◆ **WHAT YOU HAVE TO DO**
Repeat the records word for word, excluding any picture.

|---|

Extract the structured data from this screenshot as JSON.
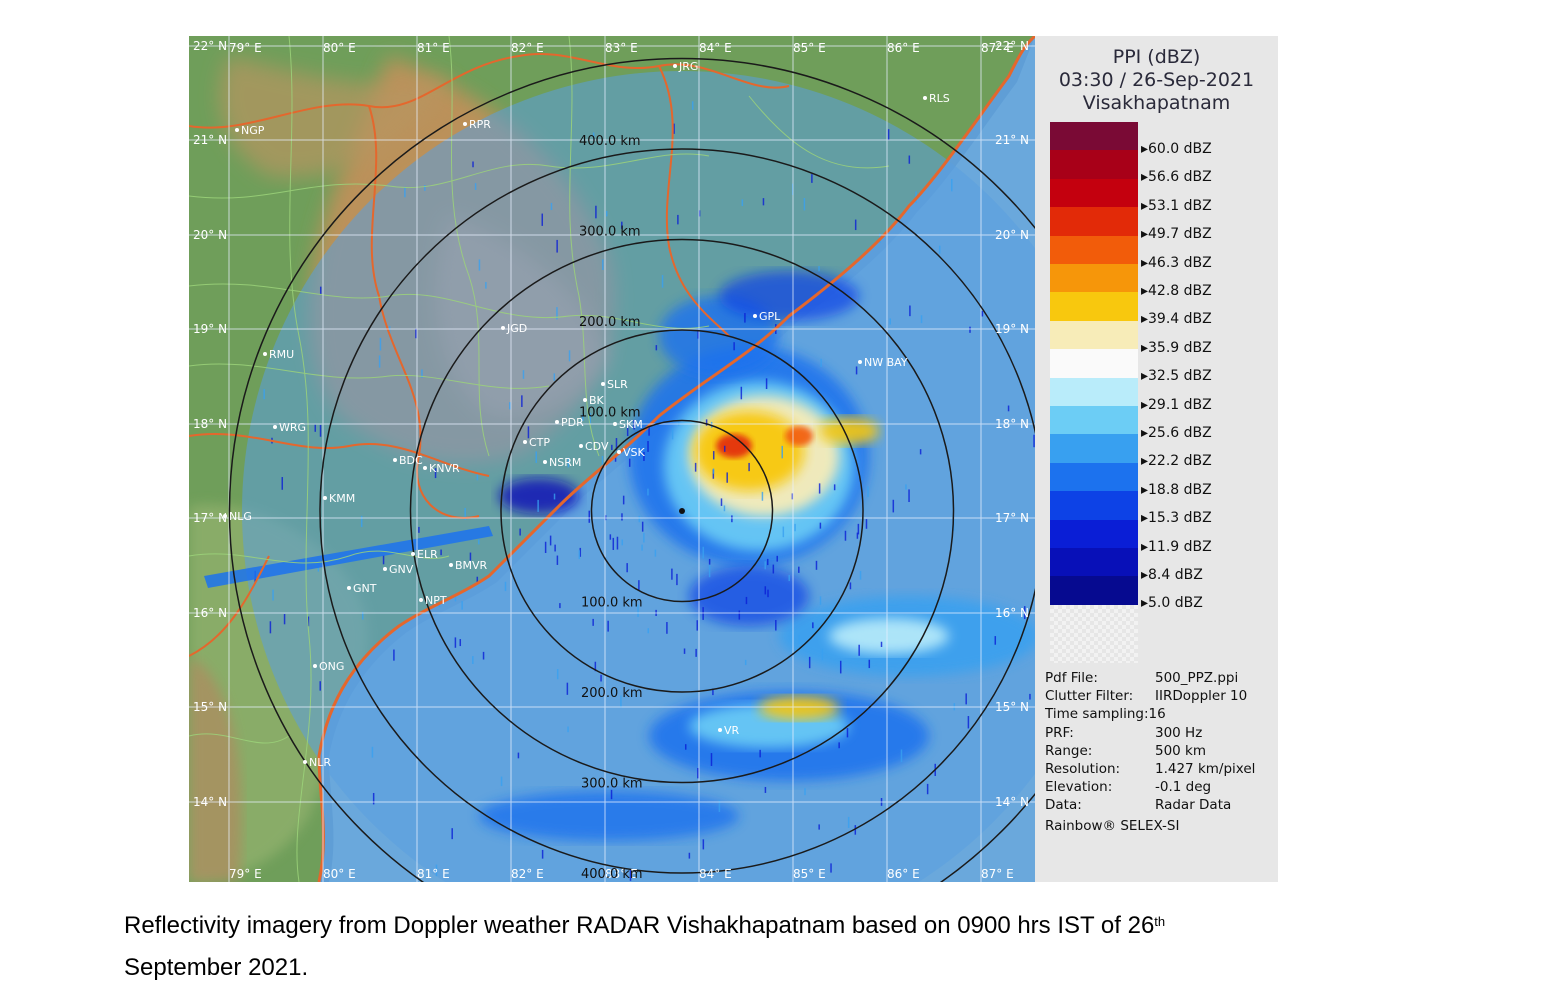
{
  "legend": {
    "title": "PPI (dBZ)",
    "datetime": "03:30 / 26-Sep-2021",
    "station": "Visakhapatnam",
    "scale": [
      {
        "label": "60.0 dBZ",
        "color": "#7a0a35"
      },
      {
        "label": "56.6 dBZ",
        "color": "#a80018"
      },
      {
        "label": "53.1 dBZ",
        "color": "#c4000e"
      },
      {
        "label": "49.7 dBZ",
        "color": "#e22a08"
      },
      {
        "label": "46.3 dBZ",
        "color": "#f25c0a"
      },
      {
        "label": "42.8 dBZ",
        "color": "#f6960a"
      },
      {
        "label": "39.4 dBZ",
        "color": "#f8c80e"
      },
      {
        "label": "35.9 dBZ",
        "color": "#f7ecb8"
      },
      {
        "label": "32.5 dBZ",
        "color": "#fafafa"
      },
      {
        "label": "29.1 dBZ",
        "color": "#b9ecfa"
      },
      {
        "label": "25.6 dBZ",
        "color": "#6ccdf5"
      },
      {
        "label": "22.2 dBZ",
        "color": "#38a0f0"
      },
      {
        "label": "18.8 dBZ",
        "color": "#1c72ee"
      },
      {
        "label": "15.3 dBZ",
        "color": "#0d42e6"
      },
      {
        "label": "11.9 dBZ",
        "color": "#0a1ed6"
      },
      {
        "label": "8.4 dBZ",
        "color": "#0810b8"
      },
      {
        "label": "5.0 dBZ",
        "color": "#060a90"
      }
    ],
    "info": [
      {
        "key": "Pdf File:",
        "value": "500_PPZ.ppi"
      },
      {
        "key": "Clutter Filter:",
        "value": "IIRDoppler 10"
      },
      {
        "key": "Time sampling:",
        "value": "16"
      },
      {
        "key": "PRF:",
        "value": "300 Hz"
      },
      {
        "key": "Range:",
        "value": "500 km"
      },
      {
        "key": "Resolution:",
        "value": "1.427 km/pixel"
      },
      {
        "key": "Elevation:",
        "value": "-0.1 deg"
      },
      {
        "key": "Data:",
        "value": "Radar Data"
      }
    ],
    "credit": "Rainbow® SELEX-SI"
  },
  "map": {
    "lat_labels": [
      "22° N",
      "21° N",
      "20° N",
      "19° N",
      "18° N",
      "17° N",
      "16° N",
      "15° N",
      "14° N"
    ],
    "lon_labels_top": [
      "79° E",
      "80° E",
      "81° E",
      "82° E",
      "83° E",
      "84° E",
      "85° E",
      "86° E",
      "87° E"
    ],
    "lon_labels_bottom": [
      "79° E",
      "80° E",
      "81° E",
      "82° E",
      "83° E",
      "84° E",
      "85° E",
      "86° E",
      "87° E"
    ],
    "range_labels_north": [
      "100.0 km",
      "200.0 km",
      "300.0 km",
      "400.0 km"
    ],
    "range_labels_south": [
      "100.0 km",
      "200.0 km",
      "300.0 km",
      "400.0 km"
    ],
    "places": [
      "NGP",
      "RPR",
      "JRG",
      "RLS",
      "RMU",
      "JGD",
      "WRG",
      "BDC",
      "KMM",
      "NLG",
      "KNVR",
      "ELR",
      "GNV",
      "BMVR",
      "GNT",
      "NPT",
      "ONG",
      "NLR",
      "SLR",
      "BK",
      "PDR",
      "CTP",
      "CDV",
      "NSRM",
      "VSK",
      "SKM",
      "GPL",
      "NW BAY",
      "VR"
    ]
  },
  "caption": {
    "text_before": "Reflectivity imagery from Doppler weather RADAR Vishakhapatnam based on 0900 hrs IST of 26",
    "superscript": "th",
    "text_after": "September 2021."
  }
}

|---|

◆ **TASK ANSWER**
Extract the structured data from this screenshot as JSON.
{
  "legend": {
    "title": "PPI (dBZ)",
    "datetime": "03:30 / 26-Sep-2021",
    "station": "Visakhapatnam",
    "scale": [
      {
        "label": "60.0 dBZ",
        "color": "#7a0a35"
      },
      {
        "label": "56.6 dBZ",
        "color": "#a80018"
      },
      {
        "label": "53.1 dBZ",
        "color": "#c4000e"
      },
      {
        "label": "49.7 dBZ",
        "color": "#e22a08"
      },
      {
        "label": "46.3 dBZ",
        "color": "#f25c0a"
      },
      {
        "label": "42.8 dBZ",
        "color": "#f6960a"
      },
      {
        "label": "39.4 dBZ",
        "color": "#f8c80e"
      },
      {
        "label": "35.9 dBZ",
        "color": "#f7ecb8"
      },
      {
        "label": "32.5 dBZ",
        "color": "#fafafa"
      },
      {
        "label": "29.1 dBZ",
        "color": "#b9ecfa"
      },
      {
        "label": "25.6 dBZ",
        "color": "#6ccdf5"
      },
      {
        "label": "22.2 dBZ",
        "color": "#38a0f0"
      },
      {
        "label": "18.8 dBZ",
        "color": "#1c72ee"
      },
      {
        "label": "15.3 dBZ",
        "color": "#0d42e6"
      },
      {
        "label": "11.9 dBZ",
        "color": "#0a1ed6"
      },
      {
        "label": "8.4 dBZ",
        "color": "#0810b8"
      },
      {
        "label": "5.0 dBZ",
        "color": "#060a90"
      }
    ],
    "info": [
      {
        "key": "Pdf File:",
        "value": "500_PPZ.ppi"
      },
      {
        "key": "Clutter Filter:",
        "value": "IIRDoppler 10"
      },
      {
        "key": "Time sampling:",
        "value": "16"
      },
      {
        "key": "PRF:",
        "value": "300 Hz"
      },
      {
        "key": "Range:",
        "value": "500 km"
      },
      {
        "key": "Resolution:",
        "value": "1.427 km/pixel"
      },
      {
        "key": "Elevation:",
        "value": "-0.1 deg"
      },
      {
        "key": "Data:",
        "value": "Radar Data"
      }
    ],
    "credit": "Rainbow® SELEX-SI"
  },
  "map": {
    "lat_labels": [
      "22° N",
      "21° N",
      "20° N",
      "19° N",
      "18° N",
      "17° N",
      "16° N",
      "15° N",
      "14° N"
    ],
    "lon_labels_top": [
      "79° E",
      "80° E",
      "81° E",
      "82° E",
      "83° E",
      "84° E",
      "85° E",
      "86° E",
      "87° E"
    ],
    "lon_labels_bottom": [
      "79° E",
      "80° E",
      "81° E",
      "82° E",
      "83° E",
      "84° E",
      "85° E",
      "86° E",
      "87° E"
    ],
    "range_labels_north": [
      "100.0 km",
      "200.0 km",
      "300.0 km",
      "400.0 km"
    ],
    "range_labels_south": [
      "100.0 km",
      "200.0 km",
      "300.0 km",
      "400.0 km"
    ],
    "places": [
      "NGP",
      "RPR",
      "JRG",
      "RLS",
      "RMU",
      "JGD",
      "WRG",
      "BDC",
      "KMM",
      "NLG",
      "KNVR",
      "ELR",
      "GNV",
      "BMVR",
      "GNT",
      "NPT",
      "ONG",
      "NLR",
      "SLR",
      "BK",
      "PDR",
      "CTP",
      "CDV",
      "NSRM",
      "VSK",
      "SKM",
      "GPL",
      "NW BAY",
      "VR"
    ]
  },
  "caption": {
    "text_before": "Reflectivity imagery from Doppler weather RADAR Vishakhapatnam based on 0900 hrs IST of 26",
    "superscript": "th",
    "text_after": "September 2021."
  }
}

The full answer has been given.